**MATERIAL PROVIDED**
□ □ □ □ □ □ □
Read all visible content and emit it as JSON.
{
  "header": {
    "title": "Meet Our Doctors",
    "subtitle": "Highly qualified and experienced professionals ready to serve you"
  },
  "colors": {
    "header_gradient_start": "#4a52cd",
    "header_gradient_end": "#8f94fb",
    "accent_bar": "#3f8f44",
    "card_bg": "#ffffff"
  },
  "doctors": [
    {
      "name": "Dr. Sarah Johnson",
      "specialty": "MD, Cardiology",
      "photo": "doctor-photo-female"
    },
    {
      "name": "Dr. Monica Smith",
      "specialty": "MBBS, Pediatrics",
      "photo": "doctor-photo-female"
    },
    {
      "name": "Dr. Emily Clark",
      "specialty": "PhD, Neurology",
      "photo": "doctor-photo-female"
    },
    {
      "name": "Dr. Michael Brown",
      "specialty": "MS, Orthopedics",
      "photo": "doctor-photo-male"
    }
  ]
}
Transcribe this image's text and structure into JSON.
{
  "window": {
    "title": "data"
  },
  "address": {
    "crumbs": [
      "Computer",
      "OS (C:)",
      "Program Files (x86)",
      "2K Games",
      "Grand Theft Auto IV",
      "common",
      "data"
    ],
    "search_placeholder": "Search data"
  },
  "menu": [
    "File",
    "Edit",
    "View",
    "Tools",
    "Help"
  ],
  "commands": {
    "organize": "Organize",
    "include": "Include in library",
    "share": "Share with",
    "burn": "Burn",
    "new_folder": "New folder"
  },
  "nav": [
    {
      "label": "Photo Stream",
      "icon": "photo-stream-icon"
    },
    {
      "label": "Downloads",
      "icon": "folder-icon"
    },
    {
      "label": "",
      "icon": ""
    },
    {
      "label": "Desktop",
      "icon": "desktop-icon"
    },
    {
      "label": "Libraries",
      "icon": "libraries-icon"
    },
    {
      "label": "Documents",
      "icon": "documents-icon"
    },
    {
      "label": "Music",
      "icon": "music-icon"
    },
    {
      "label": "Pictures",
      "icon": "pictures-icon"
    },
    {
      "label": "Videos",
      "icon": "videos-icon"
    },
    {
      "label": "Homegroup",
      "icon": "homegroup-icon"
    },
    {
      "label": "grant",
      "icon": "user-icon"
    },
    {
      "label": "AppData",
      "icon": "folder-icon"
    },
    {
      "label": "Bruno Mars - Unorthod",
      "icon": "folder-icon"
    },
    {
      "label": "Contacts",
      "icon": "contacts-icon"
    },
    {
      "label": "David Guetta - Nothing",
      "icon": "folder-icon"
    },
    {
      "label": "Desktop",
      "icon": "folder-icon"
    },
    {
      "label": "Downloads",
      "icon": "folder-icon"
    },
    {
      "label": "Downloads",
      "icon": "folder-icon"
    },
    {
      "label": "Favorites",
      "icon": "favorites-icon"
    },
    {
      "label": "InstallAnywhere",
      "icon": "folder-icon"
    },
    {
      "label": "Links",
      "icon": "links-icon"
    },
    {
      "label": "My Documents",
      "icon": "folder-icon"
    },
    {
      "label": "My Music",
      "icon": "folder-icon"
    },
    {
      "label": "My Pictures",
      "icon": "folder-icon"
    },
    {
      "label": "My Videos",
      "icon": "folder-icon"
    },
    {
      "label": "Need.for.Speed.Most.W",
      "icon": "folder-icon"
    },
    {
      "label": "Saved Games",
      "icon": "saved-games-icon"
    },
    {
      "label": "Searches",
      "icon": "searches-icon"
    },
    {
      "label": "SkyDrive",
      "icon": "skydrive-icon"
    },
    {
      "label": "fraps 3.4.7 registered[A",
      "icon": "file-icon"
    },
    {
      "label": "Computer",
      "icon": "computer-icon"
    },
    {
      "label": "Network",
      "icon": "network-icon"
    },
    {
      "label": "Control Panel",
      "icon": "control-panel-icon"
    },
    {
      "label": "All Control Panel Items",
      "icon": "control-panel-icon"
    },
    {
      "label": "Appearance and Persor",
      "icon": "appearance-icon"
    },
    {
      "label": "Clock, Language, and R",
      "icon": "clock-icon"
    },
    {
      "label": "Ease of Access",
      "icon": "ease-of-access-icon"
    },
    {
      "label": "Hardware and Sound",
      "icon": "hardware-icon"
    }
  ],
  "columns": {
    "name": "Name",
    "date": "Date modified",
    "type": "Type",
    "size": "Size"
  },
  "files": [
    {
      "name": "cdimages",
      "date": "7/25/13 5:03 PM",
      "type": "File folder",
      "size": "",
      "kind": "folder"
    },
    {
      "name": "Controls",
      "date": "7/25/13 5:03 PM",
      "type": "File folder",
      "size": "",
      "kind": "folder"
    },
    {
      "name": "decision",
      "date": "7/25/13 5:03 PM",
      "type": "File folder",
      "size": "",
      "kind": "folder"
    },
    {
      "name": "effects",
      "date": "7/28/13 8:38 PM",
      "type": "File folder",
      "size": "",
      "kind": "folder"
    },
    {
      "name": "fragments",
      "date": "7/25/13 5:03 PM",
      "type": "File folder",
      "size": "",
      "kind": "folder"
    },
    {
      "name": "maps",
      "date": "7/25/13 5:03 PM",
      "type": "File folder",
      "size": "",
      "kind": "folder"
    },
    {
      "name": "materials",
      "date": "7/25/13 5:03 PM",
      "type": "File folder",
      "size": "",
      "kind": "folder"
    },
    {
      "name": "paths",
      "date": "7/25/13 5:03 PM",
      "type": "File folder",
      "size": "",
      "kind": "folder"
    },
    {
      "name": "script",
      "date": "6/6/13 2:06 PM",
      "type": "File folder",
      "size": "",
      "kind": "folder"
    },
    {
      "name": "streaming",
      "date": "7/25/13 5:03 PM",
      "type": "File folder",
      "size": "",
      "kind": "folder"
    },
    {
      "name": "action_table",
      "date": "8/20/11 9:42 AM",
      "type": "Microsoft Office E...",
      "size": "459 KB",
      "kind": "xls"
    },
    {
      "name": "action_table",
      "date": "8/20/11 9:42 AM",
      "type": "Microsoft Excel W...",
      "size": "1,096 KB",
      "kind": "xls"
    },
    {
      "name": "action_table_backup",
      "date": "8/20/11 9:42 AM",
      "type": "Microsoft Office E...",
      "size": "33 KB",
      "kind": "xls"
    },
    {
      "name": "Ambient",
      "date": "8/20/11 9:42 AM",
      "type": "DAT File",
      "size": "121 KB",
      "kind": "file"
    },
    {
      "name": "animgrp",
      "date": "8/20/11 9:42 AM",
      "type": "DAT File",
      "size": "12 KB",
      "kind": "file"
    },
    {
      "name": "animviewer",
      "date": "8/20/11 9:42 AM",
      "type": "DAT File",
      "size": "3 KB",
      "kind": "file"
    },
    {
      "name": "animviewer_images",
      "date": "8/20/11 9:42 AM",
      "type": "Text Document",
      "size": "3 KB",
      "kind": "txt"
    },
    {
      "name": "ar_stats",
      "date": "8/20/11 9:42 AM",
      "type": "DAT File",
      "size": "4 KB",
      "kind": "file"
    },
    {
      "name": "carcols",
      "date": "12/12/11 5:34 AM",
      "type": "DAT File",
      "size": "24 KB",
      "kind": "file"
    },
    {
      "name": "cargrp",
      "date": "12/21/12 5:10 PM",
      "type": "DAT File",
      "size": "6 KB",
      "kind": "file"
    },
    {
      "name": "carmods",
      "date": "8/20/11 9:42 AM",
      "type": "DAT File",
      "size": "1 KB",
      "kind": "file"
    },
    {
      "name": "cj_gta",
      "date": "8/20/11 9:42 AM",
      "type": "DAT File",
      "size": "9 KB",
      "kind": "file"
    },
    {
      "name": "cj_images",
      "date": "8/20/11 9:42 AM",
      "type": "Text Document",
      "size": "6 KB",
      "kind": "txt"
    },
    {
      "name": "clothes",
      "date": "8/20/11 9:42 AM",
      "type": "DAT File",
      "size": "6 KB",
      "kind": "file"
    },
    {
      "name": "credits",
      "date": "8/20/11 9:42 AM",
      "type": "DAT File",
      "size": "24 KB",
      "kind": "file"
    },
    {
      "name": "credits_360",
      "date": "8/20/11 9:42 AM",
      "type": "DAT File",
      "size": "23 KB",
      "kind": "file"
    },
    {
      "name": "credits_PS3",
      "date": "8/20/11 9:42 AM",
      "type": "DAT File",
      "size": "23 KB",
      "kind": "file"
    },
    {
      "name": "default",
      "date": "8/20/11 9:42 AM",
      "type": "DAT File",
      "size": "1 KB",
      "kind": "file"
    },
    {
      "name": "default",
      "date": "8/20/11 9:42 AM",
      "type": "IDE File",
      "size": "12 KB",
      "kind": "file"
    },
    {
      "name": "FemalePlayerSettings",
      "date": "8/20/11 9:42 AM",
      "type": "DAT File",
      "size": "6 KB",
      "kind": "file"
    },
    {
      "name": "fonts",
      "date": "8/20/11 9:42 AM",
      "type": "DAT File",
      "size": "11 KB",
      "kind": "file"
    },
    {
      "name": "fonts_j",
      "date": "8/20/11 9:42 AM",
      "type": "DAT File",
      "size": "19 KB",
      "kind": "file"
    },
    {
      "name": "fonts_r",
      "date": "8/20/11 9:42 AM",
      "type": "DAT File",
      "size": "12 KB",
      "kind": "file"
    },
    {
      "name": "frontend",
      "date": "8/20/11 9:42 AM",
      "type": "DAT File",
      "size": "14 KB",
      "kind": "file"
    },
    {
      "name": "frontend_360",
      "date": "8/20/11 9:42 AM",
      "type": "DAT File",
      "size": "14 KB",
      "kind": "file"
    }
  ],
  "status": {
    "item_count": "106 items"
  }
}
□ □ □ □ □ □ □
Return all lines with the word "specialty" in them.

**EXPECTED ANSWER**
      "specialty": "MD, Cardiology",
      "specialty": "MBBS, Pediatrics",
      "specialty": "PhD, Neurology",
      "specialty": "MS, Orthopedics",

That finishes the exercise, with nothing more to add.